> _Instructions to follow_
Extract every line that contains the word "জনবল".

> _Data extract_
■ ■ ■ ■ ■
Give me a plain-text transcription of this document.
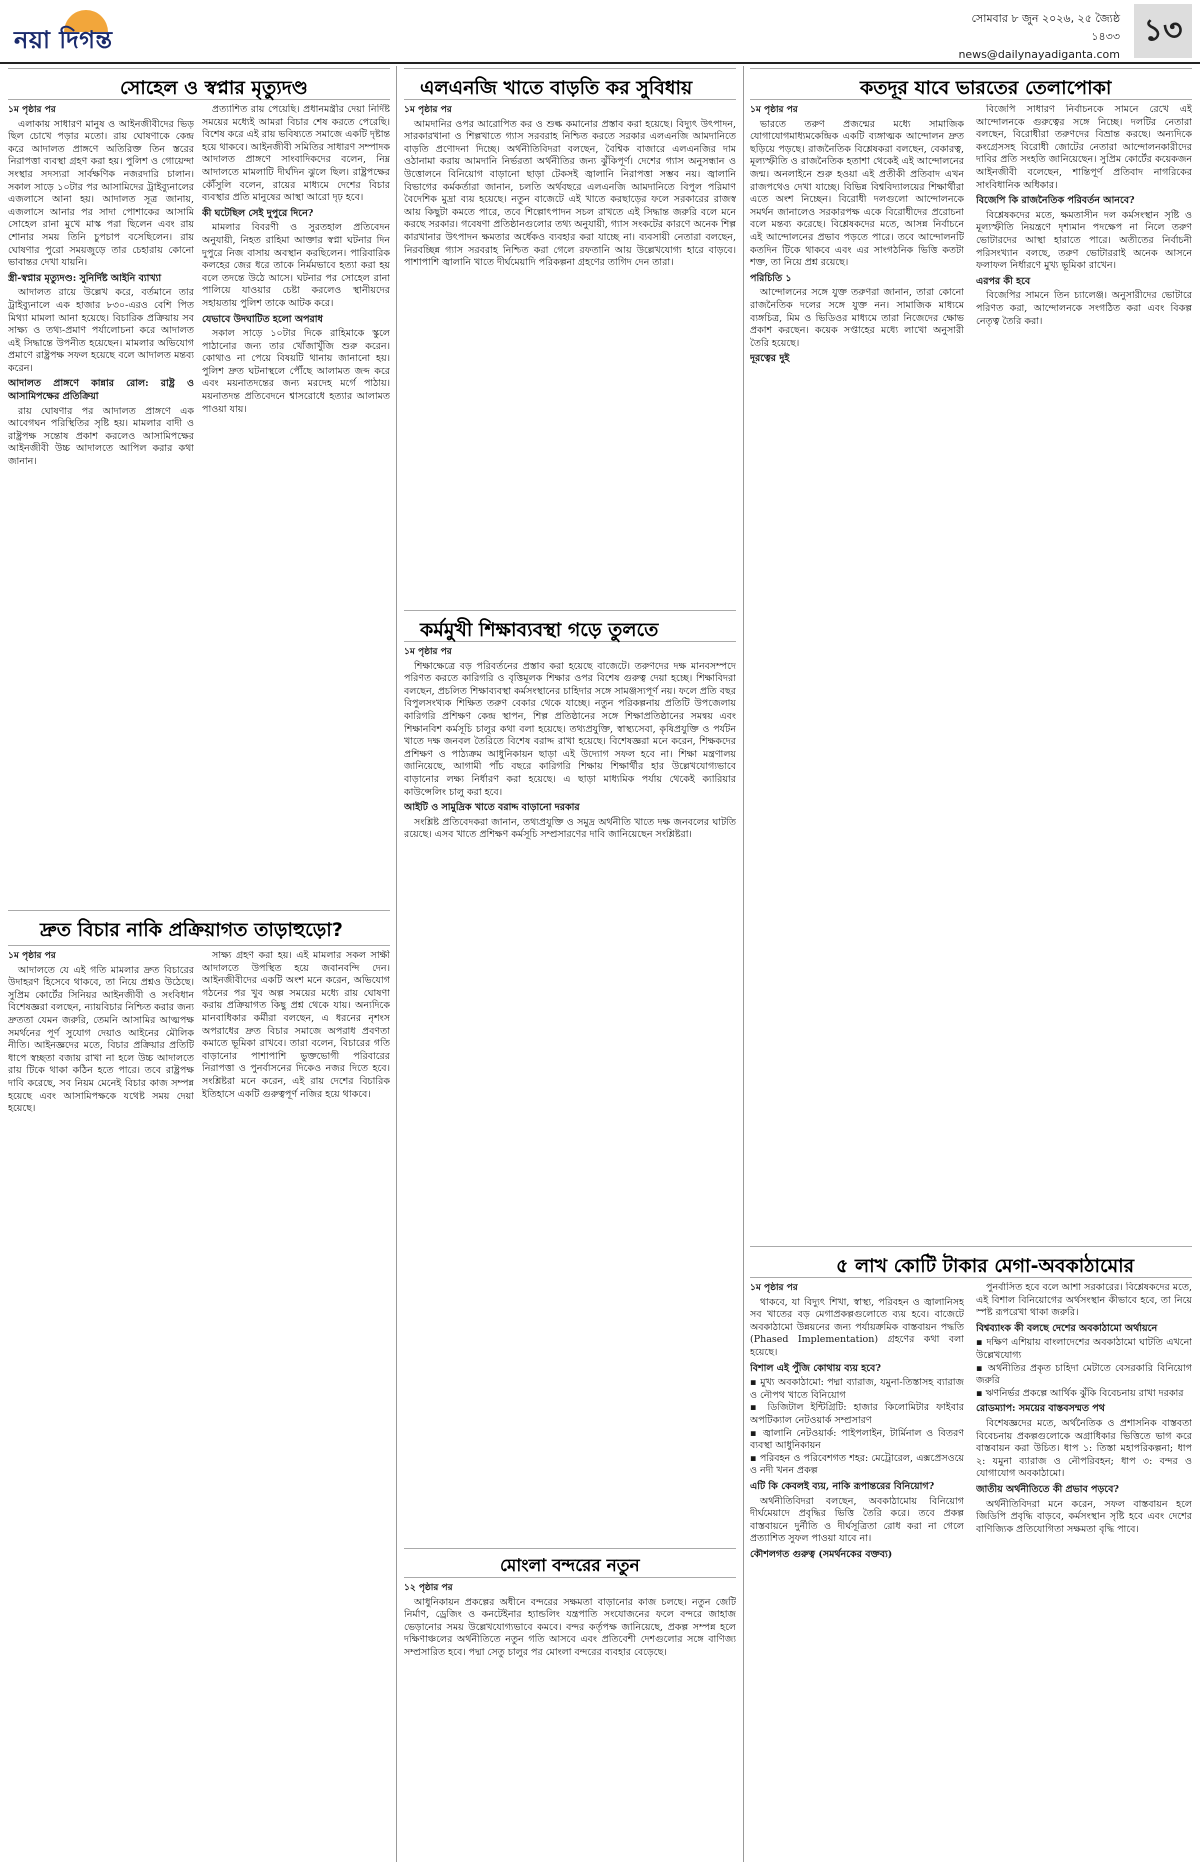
নয়া দিগন্ত
সোমবার ৮ জুন ২০২৬, ২৫ জ্যৈষ্ঠ ১৪৩৩
news@dailynayadiganta.com
১৩
সোহেল ও স্বপ্নার মৃত্যুদণ্ড
১ম পৃষ্ঠার পর

এলাকায় সাধারণ মানুষ ও আইনজীবীদের ভিড় ছিল চোখে পড়ার মতো। রায় ঘোষণাকে কেন্দ্র করে আদালত প্রাঙ্গণে অতিরিক্ত তিন স্তরের নিরাপত্তা ব্যবস্থা গ্রহণ করা হয়। পুলিশ ও গোয়েন্দা সংস্থার সদস্যরা সার্বক্ষণিক নজরদারি চালান। সকাল সাড়ে ১০টার পর আসামিদের ট্রাইব্যুনালের এজলাসে আনা হয়। আদালত সূত্র জানায়, এজলাসে আনার পর সাদা পোশাকের আসামি সোহেল রানা মুখে মাস্ক পরা ছিলেন এবং রায় শোনার সময় তিনি চুপচাপ বসেছিলেন। রায় ঘোষণার পুরো সময়জুড়ে তার চেহারায় কোনো ভাবান্তর দেখা যায়নি।

স্ত্রী-স্বপ্নার মৃত্যুদণ্ড: সুনির্দিষ্ট আইনি ব্যাখ্যা

আদালত রায়ে উল্লেখ করে, বর্তমানে তার ট্রাইব্যুনালে এক হাজার ৮৩০-এরও বেশি পিত মিথ্যা মামলা আনা হয়েছে। বিচারিক প্রক্রিয়ায় সব সাক্ষ্য ও তথ্য-প্রমাণ পর্যালোচনা করে আদালত এই সিদ্ধান্তে উপনীত হয়েছেন। মামলার অভিযোগ প্রমাণে রাষ্ট্রপক্ষ সফল হয়েছে বলে আদালত মন্তব্য করেন।

আদালত প্রাঙ্গণে কান্নার রোল: রাষ্ট্র ও আসামিপক্ষের প্রতিক্রিয়া

রায় ঘোষণার পর আদালত প্রাঙ্গণে এক আবেগঘন পরিস্থিতির সৃষ্টি হয়। মামলার বাদী ও রাষ্ট্রপক্ষ সন্তোষ প্রকাশ করলেও আসামিপক্ষের আইনজীবী উচ্চ আদালতে আপিল করার কথা জানান।

প্রত্যাশিত রায় পেয়েছি। প্রধানমন্ত্রীর দেয়া নির্দিষ্ট সময়ের মধ্যেই আমরা বিচার শেষ করতে পেরেছি। বিশেষ করে এই রায় ভবিষ্যতে সমাজে একটি দৃষ্টান্ত হয়ে থাকবে। আইনজীবী সমিতির সাধারণ সম্পাদক আদালত প্রাঙ্গণে সাংবাদিকদের বলেন, নিম্ন আদালতে মামলাটি দীর্ঘদিন ঝুলে ছিল। রাষ্ট্রপক্ষের কৌঁসুলি বলেন, রায়ের মাধ্যমে দেশের বিচার ব্যবস্থার প্রতি মানুষের আস্থা আরো দৃঢ় হবে।

কী ঘটেছিল সেই দুপুরে দিনে?

মামলার বিবরণী ও সুরতহাল প্রতিবেদন অনুযায়ী, নিহত রাহিমা আক্তার স্বপ্না ঘটনার দিন দুপুরে নিজ বাসায় অবস্থান করছিলেন। পারিবারিক কলহের জের ধরে তাকে নির্মমভাবে হত্যা করা হয় বলে তদন্তে উঠে আসে। ঘটনার পর সোহেল রানা পালিয়ে যাওয়ার চেষ্টা করলেও স্থানীয়দের সহায়তায় পুলিশ তাকে আটক করে।

যেভাবে উদঘাটিত হলো অপরাধ

সকাল সাড়ে ১০টার দিকে রাহিমাকে স্কুলে পাঠানোর জন্য তার খোঁজাখুঁজি শুরু করেন। কোথাও না পেয়ে বিষয়টি থানায় জানানো হয়। পুলিশ দ্রুত ঘটনাস্থলে পৌঁছে আলামত জব্দ করে এবং ময়নাতদন্তের জন্য মরদেহ মর্গে পাঠায়। ময়নাতদন্ত প্রতিবেদনে শ্বাসরোধে হত্যার আলামত পাওয়া যায়।

দ্রুত বিচার নাকি প্রক্রিয়াগত তাড়াহুড়ো?
১ম পৃষ্ঠার পর

আদালতে যে এই গতি মামলার দ্রুত বিচারের উদাহরণ হিসেবে থাকবে, তা নিয়ে প্রশ্নও উঠেছে। সুপ্রিম কোর্টের সিনিয়র আইনজীবী ও সংবিধান বিশেষজ্ঞরা বলছেন, ন্যায়বিচার নিশ্চিত করার জন্য দ্রুততা যেমন জরুরি, তেমনি আসামির আত্মপক্ষ সমর্থনের পূর্ণ সুযোগ দেয়াও আইনের মৌলিক নীতি। আইনজ্ঞদের মতে, বিচার প্রক্রিয়ার প্রতিটি ধাপে স্বচ্ছতা বজায় রাখা না হলে উচ্চ আদালতে রায় টিকে থাকা কঠিন হতে পারে। তবে রাষ্ট্রপক্ষ দাবি করেছে, সব নিয়ম মেনেই বিচার কাজ সম্পন্ন হয়েছে এবং আসামিপক্ষকে যথেষ্ট সময় দেয়া হয়েছে।

সাক্ষ্য গ্রহণ করা হয়। এই মামলার সকল সাক্ষী আদালতে উপস্থিত হয়ে জবানবন্দি দেন। আইনজীবীদের একটি অংশ মনে করেন, অভিযোগ গঠনের পর খুব অল্প সময়ের মধ্যে রায় ঘোষণা করায় প্রক্রিয়াগত কিছু প্রশ্ন থেকে যায়। অন্যদিকে মানবাধিকার কর্মীরা বলছেন, এ ধরনের নৃশংস অপরাধের দ্রুত বিচার সমাজে অপরাধ প্রবণতা কমাতে ভূমিকা রাখবে। তারা বলেন, বিচারের গতি বাড়ানোর পাশাপাশি ভুক্তভোগী পরিবারের নিরাপত্তা ও পুনর্বাসনের দিকেও নজর দিতে হবে। সংশ্লিষ্টরা মনে করেন, এই রায় দেশের বিচারিক ইতিহাসে একটি গুরুত্বপূর্ণ নজির হয়ে থাকবে।

এলএনজি খাতে বাড়তি কর সুবিধায়
১ম পৃষ্ঠার পর

আমদানির ওপর আরোপিত কর ও শুল্ক কমানোর প্রস্তাব করা হয়েছে। বিদ্যুৎ উৎপাদন, সারকারখানা ও শিল্পখাতে গ্যাস সরবরাহ নিশ্চিত করতে সরকার এলএনজি আমদানিতে বাড়তি প্রণোদনা দিচ্ছে। অর্থনীতিবিদরা বলছেন, বৈশ্বিক বাজারে এলএনজির দাম ওঠানামা করায় আমদানি নির্ভরতা অর্থনীতির জন্য ঝুঁকিপূর্ণ। দেশের গ্যাস অনুসন্ধান ও উত্তোলনে বিনিয়োগ বাড়ানো ছাড়া টেকসই জ্বালানি নিরাপত্তা সম্ভব নয়। জ্বালানি বিভাগের কর্মকর্তারা জানান, চলতি অর্থবছরে এলএনজি আমদানিতে বিপুল পরিমাণ বৈদেশিক মুদ্রা ব্যয় হয়েছে। নতুন বাজেটে এই খাতে করছাড়ের ফলে সরকারের রাজস্ব আয় কিছুটা কমতে পারে, তবে শিল্পোৎপাদন সচল রাখতে এই সিদ্ধান্ত জরুরি বলে মনে করছে সরকার। গবেষণা প্রতিষ্ঠানগুলোর তথ্য অনুযায়ী, গ্যাস সংকটের কারণে অনেক শিল্প কারখানার উৎপাদন ক্ষমতার অর্ধেকও ব্যবহার করা যাচ্ছে না। ব্যবসায়ী নেতারা বলছেন, নিরবচ্ছিন্ন গ্যাস সরবরাহ নিশ্চিত করা গেলে রফতানি আয় উল্লেখযোগ্য হারে বাড়বে। পাশাপাশি জ্বালানি খাতে দীর্ঘমেয়াদি পরিকল্পনা গ্রহণের তাগিদ দেন তারা।

কর্মমুখী শিক্ষাব্যবস্থা গড়ে তুলতে
১ম পৃষ্ঠার পর

শিক্ষাক্ষেত্রে বড় পরিবর্তনের প্রস্তাব করা হয়েছে বাজেটে। তরুণদের দক্ষ মানবসম্পদে পরিণত করতে কারিগরি ও বৃত্তিমূলক শিক্ষার ওপর বিশেষ গুরুত্ব দেয়া হচ্ছে। শিক্ষাবিদরা বলছেন, প্রচলিত শিক্ষাব্যবস্থা কর্মসংস্থানের চাহিদার সঙ্গে সামঞ্জস্যপূর্ণ নয়। ফলে প্রতি বছর বিপুলসংখ্যক শিক্ষিত তরুণ বেকার থেকে যাচ্ছে। নতুন পরিকল্পনায় প্রতিটি উপজেলায় কারিগরি প্রশিক্ষণ কেন্দ্র স্থাপন, শিল্প প্রতিষ্ঠানের সঙ্গে শিক্ষাপ্রতিষ্ঠানের সমন্বয় এবং শিক্ষানবিশ কর্মসূচি চালুর কথা বলা হয়েছে। তথ্যপ্রযুক্তি, স্বাস্থ্যসেবা, কৃষিপ্রযুক্তি ও পর্যটন খাতে দক্ষ জনবল তৈরিতে বিশেষ বরাদ্দ রাখা হয়েছে। বিশেষজ্ঞরা মনে করেন, শিক্ষকদের প্রশিক্ষণ ও পাঠ্যক্রম আধুনিকায়ন ছাড়া এই উদ্যোগ সফল হবে না। শিক্ষা মন্ত্রণালয় জানিয়েছে, আগামী পাঁচ বছরে কারিগরি শিক্ষায় শিক্ষার্থীর হার উল্লেখযোগ্যভাবে বাড়ানোর লক্ষ্য নির্ধারণ করা হয়েছে। এ ছাড়া মাধ্যমিক পর্যায় থেকেই ক্যারিয়ার কাউন্সেলিং চালু করা হবে।

আইটি ও সামুদ্রিক খাতে বরাদ্দ বাড়ানো দরকার

সংশ্লিষ্ট প্রতিবেদকরা জানান, তথ্যপ্রযুক্তি ও সমুদ্র অর্থনীতি খাতে দক্ষ জনবলের ঘাটতি রয়েছে। এসব খাতে প্রশিক্ষণ কর্মসূচি সম্প্রসারণের দাবি জানিয়েছেন সংশ্লিষ্টরা।

মোংলা বন্দরের নতুন
১২ পৃষ্ঠার পর

আধুনিকায়ন প্রকল্পের অধীনে বন্দরের সক্ষমতা বাড়ানোর কাজ চলছে। নতুন জেটি নির্মাণ, ড্রেজিং ও কনটেইনার হ্যান্ডলিং যন্ত্রপাতি সংযোজনের ফলে বন্দরে জাহাজ ভেড়ানোর সময় উল্লেখযোগ্যভাবে কমবে। বন্দর কর্তৃপক্ষ জানিয়েছে, প্রকল্প সম্পন্ন হলে দক্ষিণাঞ্চলের অর্থনীতিতে নতুন গতি আসবে এবং প্রতিবেশী দেশগুলোর সঙ্গে বাণিজ্য সম্প্রসারিত হবে। পদ্মা সেতু চালুর পর মোংলা বন্দরের ব্যবহার বেড়েছে।

কতদূর যাবে ভারতের তেলাপোকা
১ম পৃষ্ঠার পর

ভারতে তরুণ প্রজন্মের মধ্যে সামাজিক যোগাযোগমাধ্যমকেন্দ্রিক একটি ব্যঙ্গাত্মক আন্দোলন দ্রুত ছড়িয়ে পড়ছে। রাজনৈতিক বিশ্লেষকরা বলছেন, বেকারত্ব, মূল্যস্ফীতি ও রাজনৈতিক হতাশা থেকেই এই আন্দোলনের জন্ম। অনলাইনে শুরু হওয়া এই প্রতীকী প্রতিবাদ এখন রাজপথেও দেখা যাচ্ছে। বিভিন্ন বিশ্ববিদ্যালয়ের শিক্ষার্থীরা এতে অংশ নিচ্ছেন। বিরোধী দলগুলো আন্দোলনকে সমর্থন জানালেও সরকারপক্ষ একে বিরোধীদের প্ররোচনা বলে মন্তব্য করেছে। বিশ্লেষকদের মতে, আসন্ন নির্বাচনে এই আন্দোলনের প্রভাব পড়তে পারে। তবে আন্দোলনটি কতদিন টিকে থাকবে এবং এর সাংগঠনিক ভিত্তি কতটা শক্ত, তা নিয়ে প্রশ্ন রয়েছে।

পরিচিতি ১

আন্দোলনের সঙ্গে যুক্ত তরুণরা জানান, তারা কোনো রাজনৈতিক দলের সঙ্গে যুক্ত নন। সামাজিক মাধ্যমে ব্যঙ্গচিত্র, মিম ও ভিডিওর মাধ্যমে তারা নিজেদের ক্ষোভ প্রকাশ করছেন। কয়েক সপ্তাহের মধ্যে লাখো অনুসারী তৈরি হয়েছে।

দূরত্বের দুই

বিজেপি সাধারণ নির্বাচনকে সামনে রেখে এই আন্দোলনকে গুরুত্বের সঙ্গে নিচ্ছে। দলটির নেতারা বলছেন, বিরোধীরা তরুণদের বিভ্রান্ত করছে। অন্যদিকে কংগ্রেসসহ বিরোধী জোটের নেতারা আন্দোলনকারীদের দাবির প্রতি সংহতি জানিয়েছেন। সুপ্রিম কোর্টের কয়েকজন আইনজীবী বলেছেন, শান্তিপূর্ণ প্রতিবাদ নাগরিকের সাংবিধানিক অধিকার।

বিজেপি কি রাজনৈতিক পরিবর্তন আনবে?

বিশ্লেষকদের মতে, ক্ষমতাসীন দল কর্মসংস্থান সৃষ্টি ও মূল্যস্ফীতি নিয়ন্ত্রণে দৃশ্যমান পদক্ষেপ না নিলে তরুণ ভোটারদের আস্থা হারাতে পারে। অতীতের নির্বাচনী পরিসংখ্যান বলছে, তরুণ ভোটাররাই অনেক আসনে ফলাফল নির্ধারণে মুখ্য ভূমিকা রাখেন।

এরপর কী হবে

বিজেপির সামনে তিন চ্যালেঞ্জ। অনুসারীদের ভোটারে পরিণত করা, আন্দোলনকে সংগঠিত করা এবং বিকল্প নেতৃত্ব তৈরি করা।

৫ লাখ কোটি টাকার মেগা-অবকাঠামোর
১ম পৃষ্ঠার পর

থাকবে, যা বিদ্যুৎ শিখা, স্বাস্থ্য, পরিবহন ও জ্বালানিসহ সব খাতের বড় মেগাপ্রকল্পগুলোতে ব্যয় হবে। বাজেটে অবকাঠামো উন্নয়নের জন্য পর্যায়ক্রমিক বাস্তবায়ন পদ্ধতি (Phased Implementation) গ্রহণের কথা বলা হয়েছে।

বিশাল এই পুঁজি কোথায় ব্যয় হবে?
▪ মুখ্য অবকাঠামো: পদ্মা ব্যারাজ, যমুনা-তিস্তাসহ ব্যারাজ ও নৌপথ খাতে বিনিয়োগ
▪ ডিজিটাল ইন্টিগ্রিটি: হাজার কিলোমিটার ফাইবার অপটিক্যাল নেটওয়ার্ক সম্প্রসারণ
▪ জ্বালানি নেটওয়ার্ক: পাইপলাইন, টার্মিনাল ও বিতরণ ব্যবস্থা আধুনিকায়ন
▪ পরিবহন ও পরিবেশগত শহর: মেট্রোরেল, এক্সপ্রেসওয়ে ও নদী খনন প্রকল্প
এটি কি কেবলই ব্যয়, নাকি রূপান্তরের বিনিয়োগ?

অর্থনীতিবিদরা বলছেন, অবকাঠামোয় বিনিয়োগ দীর্ঘমেয়াদে প্রবৃদ্ধির ভিত্তি তৈরি করে। তবে প্রকল্প বাস্তবায়নে দুর্নীতি ও দীর্ঘসূত্রিতা রোধ করা না গেলে প্রত্যাশিত সুফল পাওয়া যাবে না।

কৌশলগত গুরুত্ব (সমর্থনকের বক্তব্য)

পুনর্বাসিত হবে বলে আশা সরকারের। বিশ্লেষকদের মতে, এই বিশাল বিনিয়োগের অর্থসংস্থান কীভাবে হবে, তা নিয়ে স্পষ্ট রূপরেখা থাকা জরুরি।

বিশ্বব্যাংক কী বলছে দেশের অবকাঠামো অর্থায়নে
▪ দক্ষিণ এশিয়ায় বাংলাদেশের অবকাঠামো ঘাটতি এখনো উল্লেখযোগ্য
▪ অর্থনীতির প্রকৃত চাহিদা মেটাতে বেসরকারি বিনিয়োগ জরুরি
▪ ঋণনির্ভর প্রকল্পে আর্থিক ঝুঁকি বিবেচনায় রাখা দরকার
রোডম্যাপ: সময়ের বাস্তবসম্মত পথ

বিশেষজ্ঞদের মতে, অর্থনৈতিক ও প্রশাসনিক বাস্তবতা বিবেচনায় প্রকল্পগুলোকে অগ্রাধিকার ভিত্তিতে ভাগ করে বাস্তবায়ন করা উচিত। ধাপ ১: তিস্তা মহাপরিকল্পনা; ধাপ ২: যমুনা ব্যারাজ ও নৌপরিবহন; ধাপ ৩: বন্দর ও যোগাযোগ অবকাঠামো।

জাতীয় অর্থনীতিতে কী প্রভাব পড়বে?

অর্থনীতিবিদরা মনে করেন, সফল বাস্তবায়ন হলে জিডিপি প্রবৃদ্ধি বাড়বে, কর্মসংস্থান সৃষ্টি হবে এবং দেশের বাণিজ্যিক প্রতিযোগিতা সক্ষমতা বৃদ্ধি পাবে।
■ ■ ■ ■ ■
> _Result for this task_
শিক্ষাক্ষেত্রে বড় পরিবর্তনের প্রস্তাব করা হয়েছে বাজেটে। তরুণদের দক্ষ মানবসম্পদে পরিণত করতে কারিগরি ও বৃত্তিমূলক শিক্ষার ওপর বিশেষ গুরুত্ব দেয়া হচ্ছে। শিক্ষাবিদরা বলছেন, প্রচলিত শিক্ষাব্যবস্থা কর্মসংস্থানের চাহিদার সঙ্গে সামঞ্জস্যপূর্ণ নয়। ফলে প্রতি বছর বিপুলসংখ্যক শিক্ষিত তরুণ বেকার থেকে যাচ্ছে। নতুন পরিকল্পনায় প্রতিটি উপজেলায় কারিগরি প্রশিক্ষণ কেন্দ্র স্থাপন, শিল্প প্রতিষ্ঠানের সঙ্গে শিক্ষাপ্রতিষ্ঠানের সমন্বয় এবং শিক্ষানবিশ কর্মসূচি চালুর কথা বলা হয়েছে। তথ্যপ্রযুক্তি, স্বাস্থ্যসেবা, কৃষিপ্রযুক্তি ও পর্যটন খাতে দক্ষ জনবল তৈরিতে বিশেষ বরাদ্দ রাখা হয়েছে। বিশেষজ্ঞরা মনে করেন, শিক্ষকদের প্রশিক্ষণ ও পাঠ্যক্রম আধুনিকায়ন ছাড়া এই উদ্যোগ সফল হবে না। শিক্ষা মন্ত্রণালয় জানিয়েছে, আগামী পাঁচ বছরে কারিগরি শিক্ষায় শিক্ষার্থীর হার উল্লেখযোগ্যভাবে বাড়ানোর লক্ষ্য নির্ধারণ করা হয়েছে। এ ছাড়া মাধ্যমিক পর্যায় থেকেই ক্যারিয়ার কাউন্সেলিং চালু করা হবে।
সংশ্লিষ্ট প্রতিবেদকরা জানান, তথ্যপ্রযুক্তি ও সমুদ্র অর্থনীতি খাতে দক্ষ জনবলের ঘাটতি রয়েছে। এসব খাতে প্রশিক্ষণ কর্মসূচি সম্প্রসারণের দাবি জানিয়েছেন সংশ্লিষ্টরা।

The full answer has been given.